SUPPLIED RECORDS
-=-=-

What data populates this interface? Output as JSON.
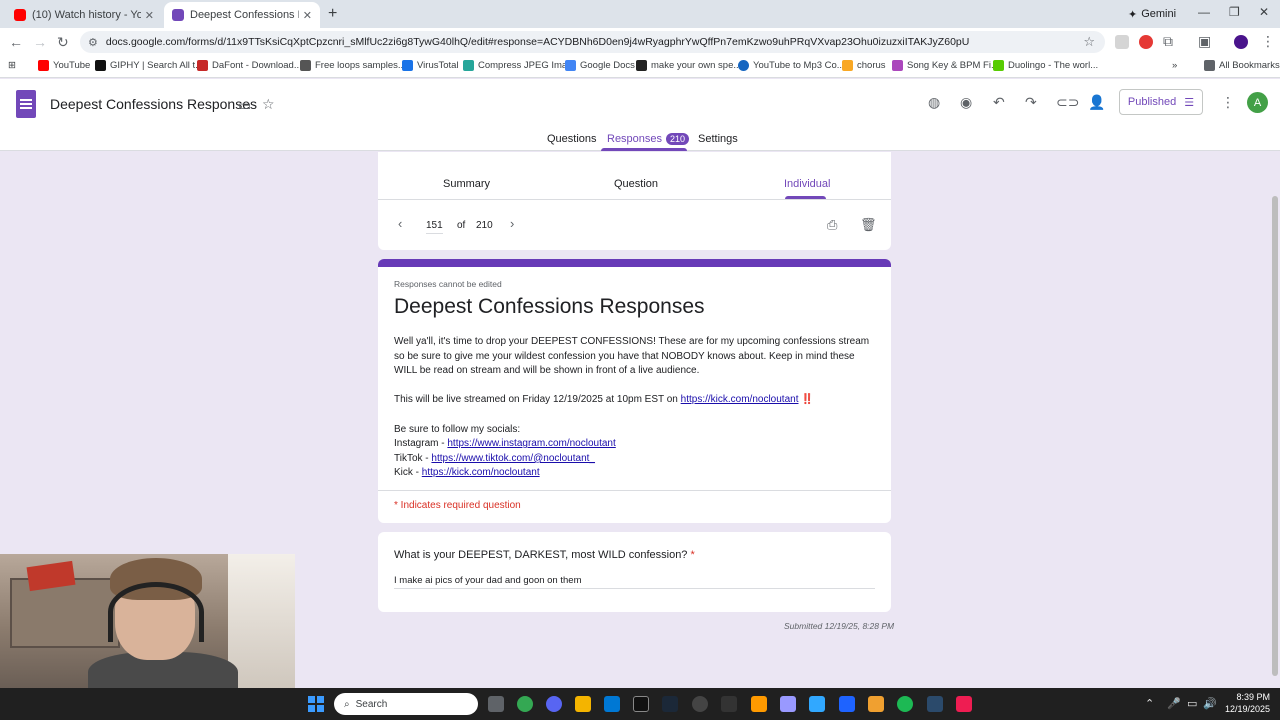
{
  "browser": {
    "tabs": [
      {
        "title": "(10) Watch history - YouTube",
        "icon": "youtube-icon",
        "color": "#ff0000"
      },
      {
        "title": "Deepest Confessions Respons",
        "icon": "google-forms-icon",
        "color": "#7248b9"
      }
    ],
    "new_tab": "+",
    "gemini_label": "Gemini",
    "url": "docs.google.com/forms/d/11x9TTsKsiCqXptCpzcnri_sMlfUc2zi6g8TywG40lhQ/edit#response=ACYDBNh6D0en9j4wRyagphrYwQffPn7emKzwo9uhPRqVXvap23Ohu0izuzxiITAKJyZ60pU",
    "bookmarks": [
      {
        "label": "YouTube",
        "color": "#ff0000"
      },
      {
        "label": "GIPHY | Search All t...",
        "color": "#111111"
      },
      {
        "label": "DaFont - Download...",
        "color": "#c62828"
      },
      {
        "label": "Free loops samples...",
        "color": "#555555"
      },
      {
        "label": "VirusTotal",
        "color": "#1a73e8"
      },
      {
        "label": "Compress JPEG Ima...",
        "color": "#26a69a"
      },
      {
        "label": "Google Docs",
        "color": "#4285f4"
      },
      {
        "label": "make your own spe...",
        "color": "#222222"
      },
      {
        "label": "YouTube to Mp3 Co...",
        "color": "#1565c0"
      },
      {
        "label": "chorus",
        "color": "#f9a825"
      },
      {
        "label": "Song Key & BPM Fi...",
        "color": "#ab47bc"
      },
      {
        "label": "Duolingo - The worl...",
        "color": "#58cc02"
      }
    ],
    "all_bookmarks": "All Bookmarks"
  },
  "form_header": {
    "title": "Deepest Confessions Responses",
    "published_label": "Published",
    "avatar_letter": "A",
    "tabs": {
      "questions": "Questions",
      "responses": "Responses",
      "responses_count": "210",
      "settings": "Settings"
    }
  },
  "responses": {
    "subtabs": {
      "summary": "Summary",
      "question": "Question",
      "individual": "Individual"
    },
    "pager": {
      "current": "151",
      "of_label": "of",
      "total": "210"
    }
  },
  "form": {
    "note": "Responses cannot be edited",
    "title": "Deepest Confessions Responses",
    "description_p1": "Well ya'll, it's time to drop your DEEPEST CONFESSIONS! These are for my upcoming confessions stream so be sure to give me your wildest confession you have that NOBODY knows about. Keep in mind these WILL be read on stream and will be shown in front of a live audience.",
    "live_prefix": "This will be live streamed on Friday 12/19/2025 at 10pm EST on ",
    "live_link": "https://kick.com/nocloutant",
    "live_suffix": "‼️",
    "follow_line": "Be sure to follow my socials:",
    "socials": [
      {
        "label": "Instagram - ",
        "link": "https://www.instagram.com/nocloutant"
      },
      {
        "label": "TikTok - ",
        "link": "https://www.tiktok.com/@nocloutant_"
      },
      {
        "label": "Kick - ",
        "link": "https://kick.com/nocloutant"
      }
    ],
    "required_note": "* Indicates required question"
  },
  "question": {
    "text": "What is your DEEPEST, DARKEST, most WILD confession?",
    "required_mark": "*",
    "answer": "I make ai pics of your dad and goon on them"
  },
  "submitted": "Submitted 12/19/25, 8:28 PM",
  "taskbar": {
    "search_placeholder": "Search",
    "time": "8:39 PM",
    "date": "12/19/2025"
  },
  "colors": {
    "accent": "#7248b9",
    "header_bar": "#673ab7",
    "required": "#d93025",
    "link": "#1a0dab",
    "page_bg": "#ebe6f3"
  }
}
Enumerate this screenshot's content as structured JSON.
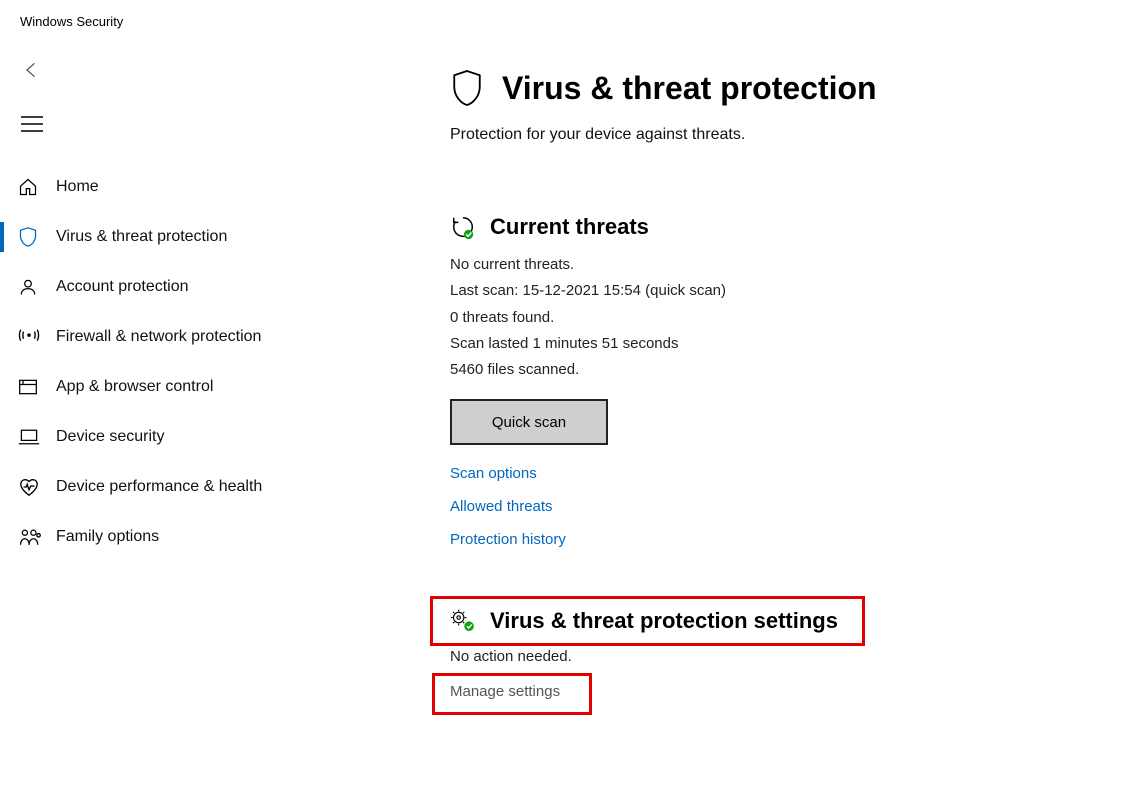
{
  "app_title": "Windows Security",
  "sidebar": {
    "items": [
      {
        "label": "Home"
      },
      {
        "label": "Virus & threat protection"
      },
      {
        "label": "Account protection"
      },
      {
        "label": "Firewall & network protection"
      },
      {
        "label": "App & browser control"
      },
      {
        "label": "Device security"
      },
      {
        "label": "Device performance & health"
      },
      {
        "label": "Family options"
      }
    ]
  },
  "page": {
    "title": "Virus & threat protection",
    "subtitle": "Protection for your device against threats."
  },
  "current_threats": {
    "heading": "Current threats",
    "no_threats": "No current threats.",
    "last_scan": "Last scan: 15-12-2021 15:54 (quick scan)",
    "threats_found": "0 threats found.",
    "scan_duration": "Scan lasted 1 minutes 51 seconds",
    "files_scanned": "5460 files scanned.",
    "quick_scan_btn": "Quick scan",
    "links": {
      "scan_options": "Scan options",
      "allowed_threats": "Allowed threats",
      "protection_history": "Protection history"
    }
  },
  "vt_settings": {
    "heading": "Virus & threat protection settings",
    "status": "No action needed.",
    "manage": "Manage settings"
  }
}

-=-=-

EXERCISE PROMPT
Copy each line above precisely, dropping the pictures.

REPLY TO THE TASK
What data populates this interface? Output as JSON.
{
  "browser": {
    "tabs": [
      {
        "title": "(10) Watch history - YouTube",
        "icon": "youtube-icon",
        "color": "#ff0000"
      },
      {
        "title": "Deepest Confessions Respons",
        "icon": "google-forms-icon",
        "color": "#7248b9"
      }
    ],
    "new_tab": "+",
    "gemini_label": "Gemini",
    "url": "docs.google.com/forms/d/11x9TTsKsiCqXptCpzcnri_sMlfUc2zi6g8TywG40lhQ/edit#response=ACYDBNh6D0en9j4wRyagphrYwQffPn7emKzwo9uhPRqVXvap23Ohu0izuzxiITAKJyZ60pU",
    "bookmarks": [
      {
        "label": "YouTube",
        "color": "#ff0000"
      },
      {
        "label": "GIPHY | Search All t...",
        "color": "#111111"
      },
      {
        "label": "DaFont - Download...",
        "color": "#c62828"
      },
      {
        "label": "Free loops samples...",
        "color": "#555555"
      },
      {
        "label": "VirusTotal",
        "color": "#1a73e8"
      },
      {
        "label": "Compress JPEG Ima...",
        "color": "#26a69a"
      },
      {
        "label": "Google Docs",
        "color": "#4285f4"
      },
      {
        "label": "make your own spe...",
        "color": "#222222"
      },
      {
        "label": "YouTube to Mp3 Co...",
        "color": "#1565c0"
      },
      {
        "label": "chorus",
        "color": "#f9a825"
      },
      {
        "label": "Song Key & BPM Fi...",
        "color": "#ab47bc"
      },
      {
        "label": "Duolingo - The worl...",
        "color": "#58cc02"
      }
    ],
    "all_bookmarks": "All Bookmarks"
  },
  "form_header": {
    "title": "Deepest Confessions Responses",
    "published_label": "Published",
    "avatar_letter": "A",
    "tabs": {
      "questions": "Questions",
      "responses": "Responses",
      "responses_count": "210",
      "settings": "Settings"
    }
  },
  "responses": {
    "subtabs": {
      "summary": "Summary",
      "question": "Question",
      "individual": "Individual"
    },
    "pager": {
      "current": "151",
      "of_label": "of",
      "total": "210"
    }
  },
  "form": {
    "note": "Responses cannot be edited",
    "title": "Deepest Confessions Responses",
    "description_p1": "Well ya'll, it's time to drop your DEEPEST CONFESSIONS! These are for my upcoming confessions stream so be sure to give me your wildest confession you have that NOBODY knows about. Keep in mind these WILL be read on stream and will be shown in front of a live audience.",
    "live_prefix": "This will be live streamed on Friday 12/19/2025 at 10pm EST on ",
    "live_link": "https://kick.com/nocloutant",
    "live_suffix": "‼️",
    "follow_line": "Be sure to follow my socials:",
    "socials": [
      {
        "label": "Instagram - ",
        "link": "https://www.instagram.com/nocloutant"
      },
      {
        "label": "TikTok - ",
        "link": "https://www.tiktok.com/@nocloutant_"
      },
      {
        "label": "Kick - ",
        "link": "https://kick.com/nocloutant"
      }
    ],
    "required_note": "* Indicates required question"
  },
  "question": {
    "text": "What is your DEEPEST, DARKEST, most WILD confession?",
    "required_mark": "*",
    "answer": "I make ai pics of your dad and goon on them"
  },
  "submitted": "Submitted 12/19/25, 8:28 PM",
  "taskbar": {
    "search_placeholder": "Search",
    "time": "8:39 PM",
    "date": "12/19/2025"
  },
  "colors": {
    "accent": "#7248b9",
    "header_bar": "#673ab7",
    "required": "#d93025",
    "link": "#1a0dab",
    "page_bg": "#ebe6f3"
  }
}
Enumerate this screenshot's content as structured JSON.
{
  "app_title": "Windows Security",
  "sidebar": {
    "items": [
      {
        "label": "Home"
      },
      {
        "label": "Virus & threat protection"
      },
      {
        "label": "Account protection"
      },
      {
        "label": "Firewall & network protection"
      },
      {
        "label": "App & browser control"
      },
      {
        "label": "Device security"
      },
      {
        "label": "Device performance & health"
      },
      {
        "label": "Family options"
      }
    ]
  },
  "page": {
    "title": "Virus & threat protection",
    "subtitle": "Protection for your device against threats."
  },
  "current_threats": {
    "heading": "Current threats",
    "no_threats": "No current threats.",
    "last_scan": "Last scan: 15-12-2021 15:54 (quick scan)",
    "threats_found": "0 threats found.",
    "scan_duration": "Scan lasted 1 minutes 51 seconds",
    "files_scanned": "5460 files scanned.",
    "quick_scan_btn": "Quick scan",
    "links": {
      "scan_options": "Scan options",
      "allowed_threats": "Allowed threats",
      "protection_history": "Protection history"
    }
  },
  "vt_settings": {
    "heading": "Virus & threat protection settings",
    "status": "No action needed.",
    "manage": "Manage settings"
  }
}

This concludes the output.